Scan the data for "right" and copy the lines it appears in.

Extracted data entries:
________________

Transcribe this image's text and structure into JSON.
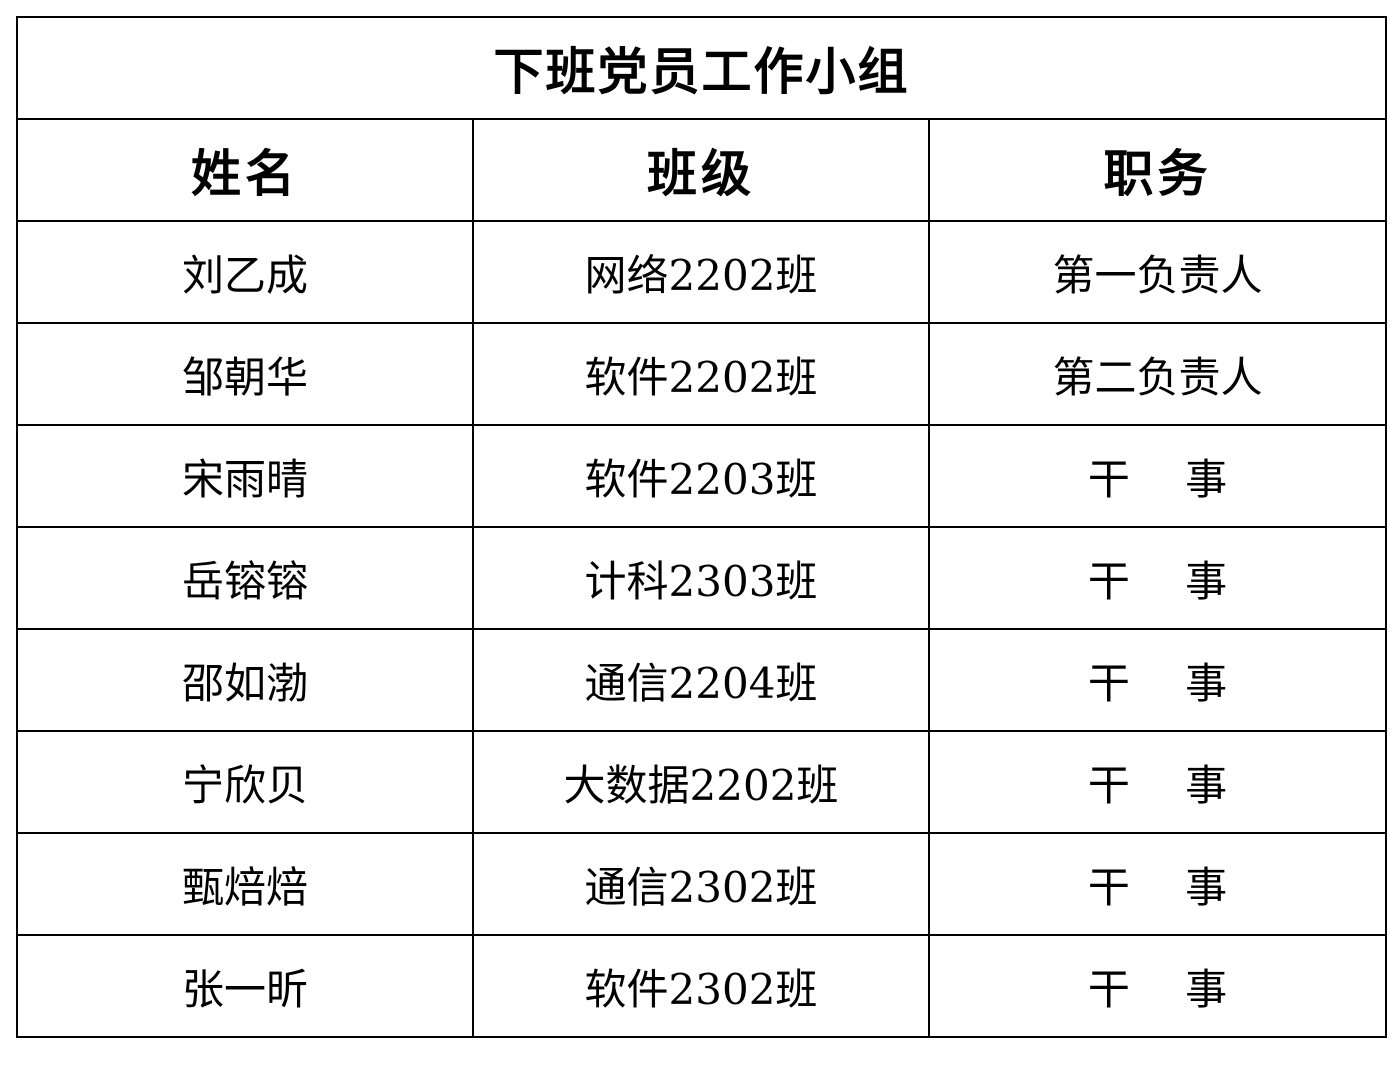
{
  "title": "下班党员工作小组",
  "headers": [
    "姓名",
    "班级",
    "职务"
  ],
  "rows": [
    {
      "name": "刘乙成",
      "class": "网络2202班",
      "role": "第一负责人"
    },
    {
      "name": "邹朝华",
      "class": "软件2202班",
      "role": "第二负责人"
    },
    {
      "name": "宋雨晴",
      "class": "软件2203班",
      "role": "干　 事"
    },
    {
      "name": "岳镕镕",
      "class": "计科2303班",
      "role": "干　 事"
    },
    {
      "name": "邵如渤",
      "class": "通信2204班",
      "role": "干　 事"
    },
    {
      "name": "宁欣贝",
      "class": "大数据2202班",
      "role": "干　 事"
    },
    {
      "name": "甄焙焙",
      "class": "通信2302班",
      "role": "干　 事"
    },
    {
      "name": "张一昕",
      "class": "软件2302班",
      "role": "干　 事"
    }
  ]
}
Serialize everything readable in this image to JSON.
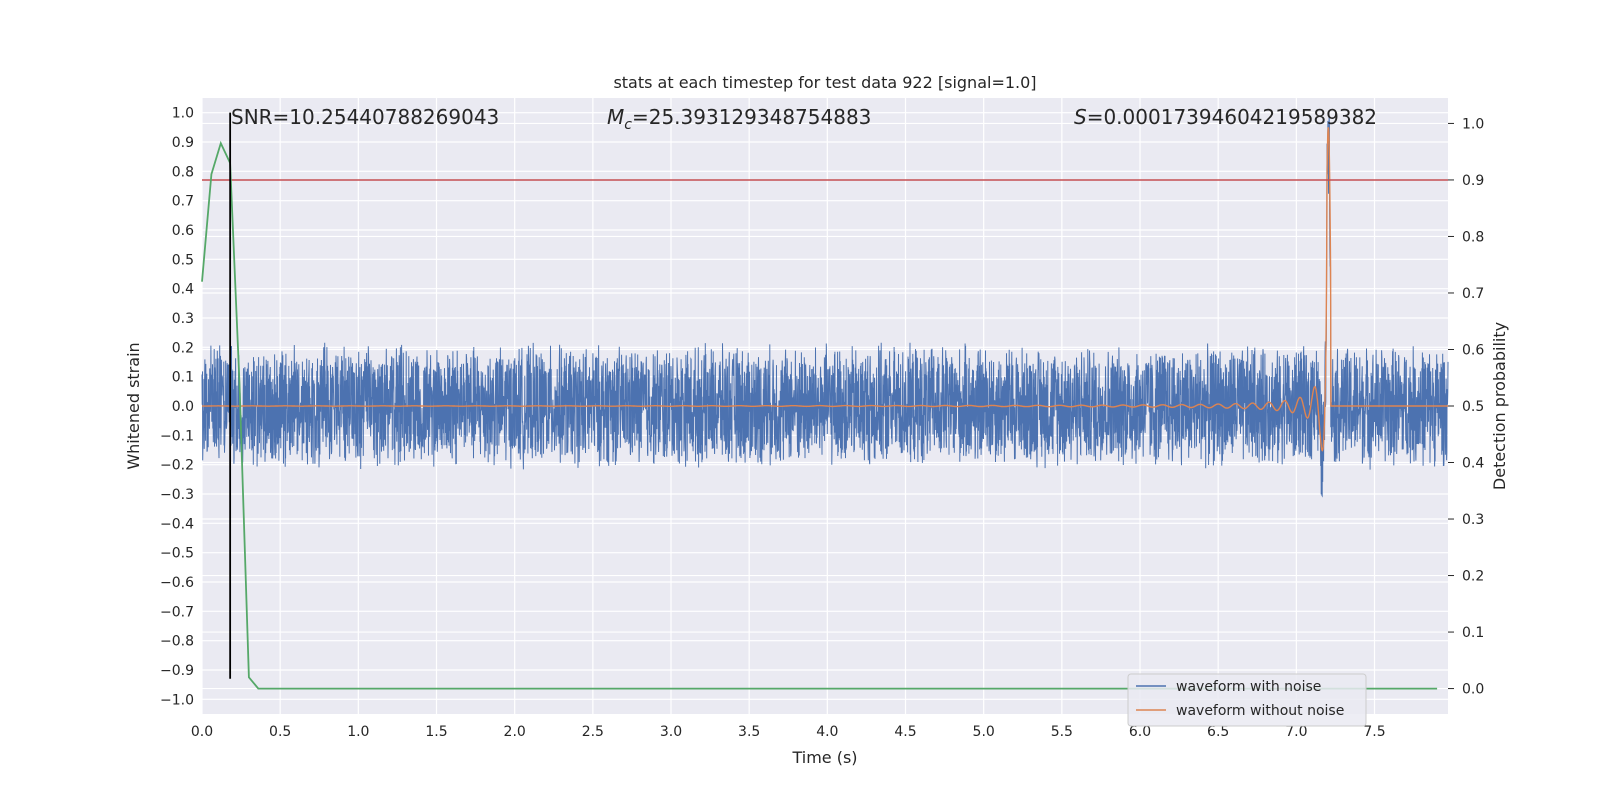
{
  "chart_data": {
    "type": "line",
    "title": "stats at each timestep for test data 922 [signal=1.0]",
    "xlabel": "Time (s)",
    "ylabel": "Whitened strain",
    "y2label": "Detection probability",
    "xlim": [
      0.0,
      7.97
    ],
    "ylim": [
      -1.05,
      1.05
    ],
    "y2lim": [
      -0.045,
      1.045
    ],
    "xticks": [
      "0.0",
      "0.5",
      "1.0",
      "1.5",
      "2.0",
      "2.5",
      "3.0",
      "3.5",
      "4.0",
      "4.5",
      "5.0",
      "5.5",
      "6.0",
      "6.5",
      "7.0",
      "7.5"
    ],
    "yticks": [
      "1.0",
      "0.9",
      "0.8",
      "0.7",
      "0.6",
      "0.5",
      "0.4",
      "0.3",
      "0.2",
      "0.1",
      "0.0",
      "−0.1",
      "−0.2",
      "−0.3",
      "−0.4",
      "−0.5",
      "−0.6",
      "−0.7",
      "−0.8",
      "−0.9",
      "−1.0"
    ],
    "y2ticks": [
      "1.0",
      "0.9",
      "0.8",
      "0.7",
      "0.6",
      "0.5",
      "0.4",
      "0.3",
      "0.2",
      "0.1",
      "0.0"
    ],
    "grid": true,
    "annotations": {
      "snr": "SNR=10.25440788269043",
      "mc_symbol": "M",
      "mc_sub": "c",
      "mc_value": "=25.393129348754883",
      "s_symbol": "S",
      "s_value": "=0.00017394604219589382"
    },
    "series": [
      {
        "name": "waveform with noise",
        "color": "#4c72b0",
        "axis": "left",
        "noise_amplitude": 0.2,
        "merger_time": 7.2
      },
      {
        "name": "waveform without noise",
        "color": "#dd8452",
        "axis": "left",
        "merger_time": 7.2,
        "peak_amplitude": 0.95
      },
      {
        "color": "#55a868",
        "axis": "right",
        "x": [
          0.0,
          0.06,
          0.12,
          0.18,
          0.24,
          0.3,
          0.36,
          0.42,
          7.9
        ],
        "y": [
          0.72,
          0.91,
          0.965,
          0.93,
          0.54,
          0.02,
          0.0,
          0.0,
          0.0
        ]
      }
    ],
    "threshold": {
      "axis": "right",
      "value": 0.9,
      "color": "#c44e52"
    },
    "detection_marker": {
      "x": 0.18,
      "y_from": -0.93,
      "y_to": 1.0,
      "color": "#000000"
    },
    "legend": {
      "position": "bottom-right"
    }
  }
}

________________

▸ **Answer**:
        "axis": "right",
      "axis": "right",
      "position": "bottom-right"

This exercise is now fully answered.